▶ [DATA SHOWN]
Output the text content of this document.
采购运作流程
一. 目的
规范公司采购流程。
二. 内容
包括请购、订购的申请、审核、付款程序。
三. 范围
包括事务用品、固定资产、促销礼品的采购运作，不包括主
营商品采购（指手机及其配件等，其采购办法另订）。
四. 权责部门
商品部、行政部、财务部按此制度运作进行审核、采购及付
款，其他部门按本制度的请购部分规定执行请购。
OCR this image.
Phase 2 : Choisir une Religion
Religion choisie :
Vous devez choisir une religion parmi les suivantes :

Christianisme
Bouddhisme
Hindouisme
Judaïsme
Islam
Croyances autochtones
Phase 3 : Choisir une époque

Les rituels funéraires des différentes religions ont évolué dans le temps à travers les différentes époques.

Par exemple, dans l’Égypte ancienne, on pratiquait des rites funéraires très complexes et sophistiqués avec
==
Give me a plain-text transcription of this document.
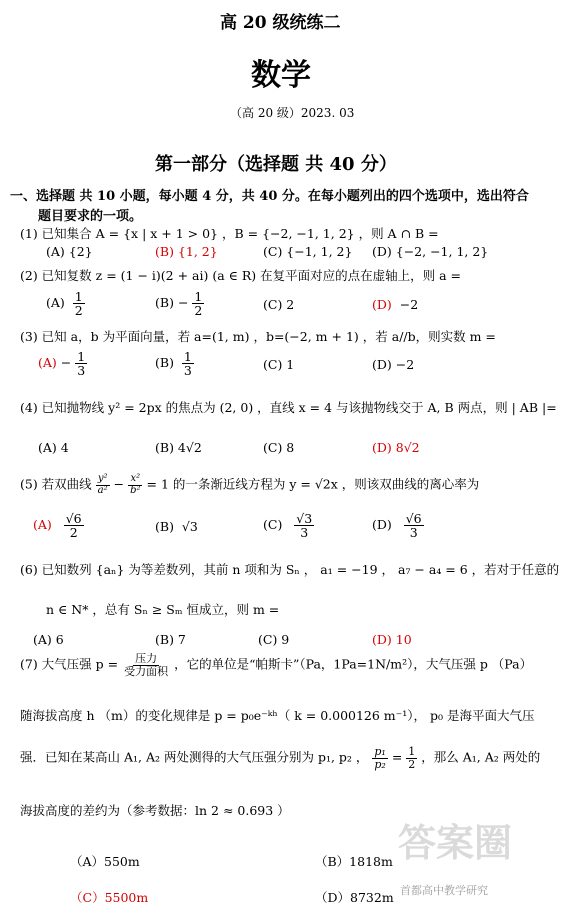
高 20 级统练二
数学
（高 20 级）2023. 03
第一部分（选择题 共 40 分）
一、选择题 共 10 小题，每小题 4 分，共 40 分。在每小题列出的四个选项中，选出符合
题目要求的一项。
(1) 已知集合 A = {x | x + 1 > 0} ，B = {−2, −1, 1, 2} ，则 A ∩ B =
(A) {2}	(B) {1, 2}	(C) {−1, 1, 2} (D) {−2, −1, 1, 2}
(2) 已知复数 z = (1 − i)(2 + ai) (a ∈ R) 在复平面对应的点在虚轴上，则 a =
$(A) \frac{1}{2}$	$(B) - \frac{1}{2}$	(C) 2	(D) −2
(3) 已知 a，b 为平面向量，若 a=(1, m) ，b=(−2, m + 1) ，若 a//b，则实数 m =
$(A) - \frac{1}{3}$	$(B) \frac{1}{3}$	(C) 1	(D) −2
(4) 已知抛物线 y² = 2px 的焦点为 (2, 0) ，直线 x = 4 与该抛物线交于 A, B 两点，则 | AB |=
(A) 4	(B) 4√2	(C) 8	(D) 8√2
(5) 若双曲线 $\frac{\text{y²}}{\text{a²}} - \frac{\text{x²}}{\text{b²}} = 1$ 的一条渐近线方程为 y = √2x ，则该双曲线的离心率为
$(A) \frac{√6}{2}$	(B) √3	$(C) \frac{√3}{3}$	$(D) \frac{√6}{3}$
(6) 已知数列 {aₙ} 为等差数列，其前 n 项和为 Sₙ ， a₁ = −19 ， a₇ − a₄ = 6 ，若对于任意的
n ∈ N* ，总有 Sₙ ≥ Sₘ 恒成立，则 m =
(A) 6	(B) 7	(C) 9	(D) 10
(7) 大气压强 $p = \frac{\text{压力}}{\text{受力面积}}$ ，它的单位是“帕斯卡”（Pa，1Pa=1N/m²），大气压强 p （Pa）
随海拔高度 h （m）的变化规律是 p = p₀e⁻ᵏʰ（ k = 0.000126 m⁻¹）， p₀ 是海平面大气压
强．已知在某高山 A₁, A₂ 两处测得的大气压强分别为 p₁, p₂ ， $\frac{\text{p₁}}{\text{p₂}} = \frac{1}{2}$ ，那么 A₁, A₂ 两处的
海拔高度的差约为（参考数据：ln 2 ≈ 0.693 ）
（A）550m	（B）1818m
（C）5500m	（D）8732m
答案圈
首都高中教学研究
---
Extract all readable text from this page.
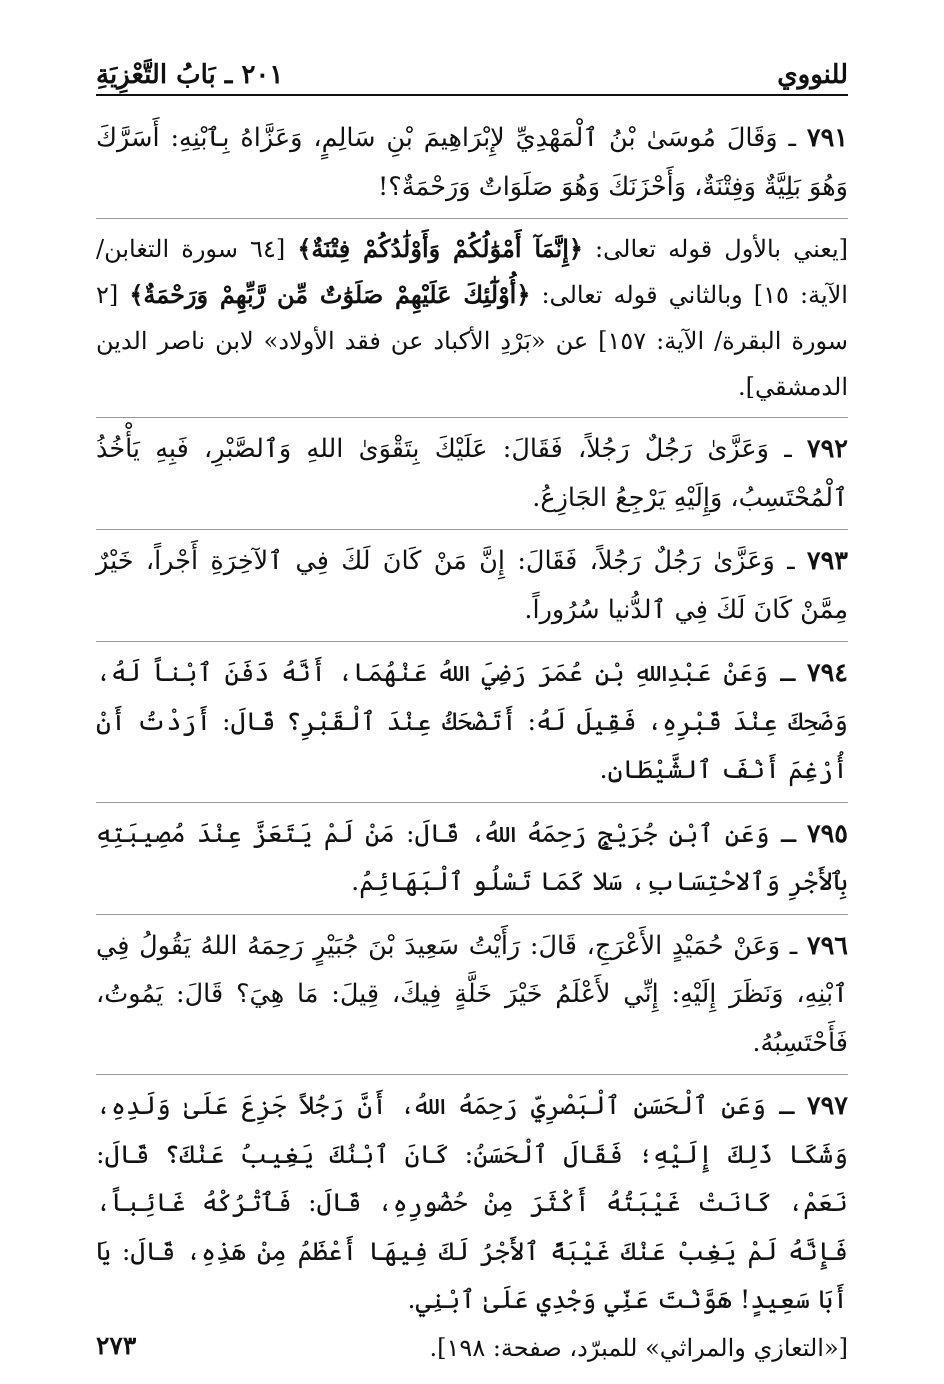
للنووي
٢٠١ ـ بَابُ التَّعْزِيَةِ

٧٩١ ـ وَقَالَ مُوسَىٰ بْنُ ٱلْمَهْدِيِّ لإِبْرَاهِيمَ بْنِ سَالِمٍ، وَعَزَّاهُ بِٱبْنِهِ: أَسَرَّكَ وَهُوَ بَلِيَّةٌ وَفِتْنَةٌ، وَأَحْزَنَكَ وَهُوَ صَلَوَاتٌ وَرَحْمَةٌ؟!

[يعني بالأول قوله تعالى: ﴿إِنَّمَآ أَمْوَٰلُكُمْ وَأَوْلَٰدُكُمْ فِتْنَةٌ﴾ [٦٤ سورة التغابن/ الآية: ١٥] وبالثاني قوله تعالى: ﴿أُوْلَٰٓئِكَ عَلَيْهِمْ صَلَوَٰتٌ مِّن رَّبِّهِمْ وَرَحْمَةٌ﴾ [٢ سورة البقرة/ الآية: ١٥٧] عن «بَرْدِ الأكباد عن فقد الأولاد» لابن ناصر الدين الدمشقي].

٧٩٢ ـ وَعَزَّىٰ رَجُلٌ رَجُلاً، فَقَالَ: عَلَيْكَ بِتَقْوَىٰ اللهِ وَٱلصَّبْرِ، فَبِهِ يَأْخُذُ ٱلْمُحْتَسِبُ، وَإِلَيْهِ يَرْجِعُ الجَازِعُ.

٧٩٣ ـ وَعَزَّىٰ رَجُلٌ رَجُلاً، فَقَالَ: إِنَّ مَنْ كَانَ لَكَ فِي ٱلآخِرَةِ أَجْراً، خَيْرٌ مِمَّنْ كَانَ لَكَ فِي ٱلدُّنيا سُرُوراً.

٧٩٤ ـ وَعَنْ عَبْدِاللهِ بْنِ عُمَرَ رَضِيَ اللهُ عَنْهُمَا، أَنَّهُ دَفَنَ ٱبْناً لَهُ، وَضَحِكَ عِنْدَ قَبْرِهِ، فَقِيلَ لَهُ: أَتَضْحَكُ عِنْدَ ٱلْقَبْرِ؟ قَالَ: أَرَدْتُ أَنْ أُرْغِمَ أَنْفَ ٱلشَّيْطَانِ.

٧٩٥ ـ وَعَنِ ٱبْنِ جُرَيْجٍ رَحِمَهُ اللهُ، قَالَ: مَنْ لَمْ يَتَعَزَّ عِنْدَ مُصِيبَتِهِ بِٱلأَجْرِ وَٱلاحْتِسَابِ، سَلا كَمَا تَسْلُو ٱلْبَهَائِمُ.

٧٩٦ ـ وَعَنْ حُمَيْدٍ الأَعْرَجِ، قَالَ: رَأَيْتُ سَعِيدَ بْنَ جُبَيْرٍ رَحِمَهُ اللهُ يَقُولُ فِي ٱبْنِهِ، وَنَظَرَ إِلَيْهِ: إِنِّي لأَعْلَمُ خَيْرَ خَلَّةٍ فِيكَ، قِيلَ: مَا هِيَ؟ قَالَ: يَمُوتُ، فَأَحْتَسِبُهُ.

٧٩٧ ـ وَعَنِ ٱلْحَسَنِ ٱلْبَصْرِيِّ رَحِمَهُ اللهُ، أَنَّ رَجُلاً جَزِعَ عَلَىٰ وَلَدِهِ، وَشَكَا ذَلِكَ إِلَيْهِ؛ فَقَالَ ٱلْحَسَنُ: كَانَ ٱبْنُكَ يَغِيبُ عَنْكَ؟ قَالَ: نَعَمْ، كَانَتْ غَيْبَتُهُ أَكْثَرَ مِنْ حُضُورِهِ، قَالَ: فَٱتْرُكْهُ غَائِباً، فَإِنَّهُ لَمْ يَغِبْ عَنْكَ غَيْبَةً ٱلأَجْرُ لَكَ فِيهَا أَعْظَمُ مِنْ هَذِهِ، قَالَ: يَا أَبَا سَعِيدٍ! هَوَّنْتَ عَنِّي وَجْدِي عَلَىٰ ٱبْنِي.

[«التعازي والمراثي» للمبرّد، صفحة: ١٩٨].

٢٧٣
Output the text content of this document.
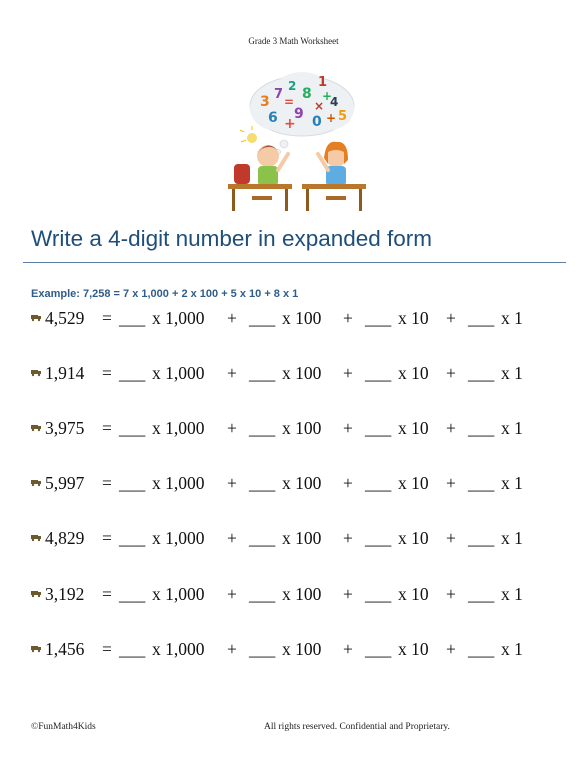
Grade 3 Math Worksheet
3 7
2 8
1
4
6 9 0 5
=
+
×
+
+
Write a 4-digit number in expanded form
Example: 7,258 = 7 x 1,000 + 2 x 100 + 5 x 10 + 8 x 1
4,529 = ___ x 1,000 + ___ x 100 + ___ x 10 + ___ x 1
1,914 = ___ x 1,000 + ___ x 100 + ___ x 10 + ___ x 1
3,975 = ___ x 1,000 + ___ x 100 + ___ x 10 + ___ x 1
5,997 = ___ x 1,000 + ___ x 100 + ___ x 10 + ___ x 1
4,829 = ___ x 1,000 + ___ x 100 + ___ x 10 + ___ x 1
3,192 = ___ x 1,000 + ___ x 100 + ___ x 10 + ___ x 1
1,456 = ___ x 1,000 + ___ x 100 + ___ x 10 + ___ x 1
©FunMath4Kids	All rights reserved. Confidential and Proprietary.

▶ [WHAT TO PRODUCE]
Scan the records for the string "text". Copy each line in which it appears.

▶ [RESULT OF THE EXERCISE]
Output the text content of this document.
Give me a plain-text transcription of this document.
(5) 若双曲线 $\frac{\text{y²}}{\text{a²}} - \frac{\text{x²}}{\text{b²}} = 1$ 的一条渐近线方程为 y = √2x ，则该双曲线的离心率为
(7) 大气压强 $p = \frac{\text{压力}}{\text{受力面积}}$ ，它的单位是“帕斯卡”（Pa，1Pa=1N/m²），大气压强 p （Pa）
强．已知在某高山 A₁, A₂ 两处测得的大气压强分别为 p₁, p₂ ， $\frac{\text{p₁}}{\text{p₂}} = \frac{1}{2}$ ，那么 A₁, A₂ 两处的
Extract all readable text from this page.
Output the text content of this document.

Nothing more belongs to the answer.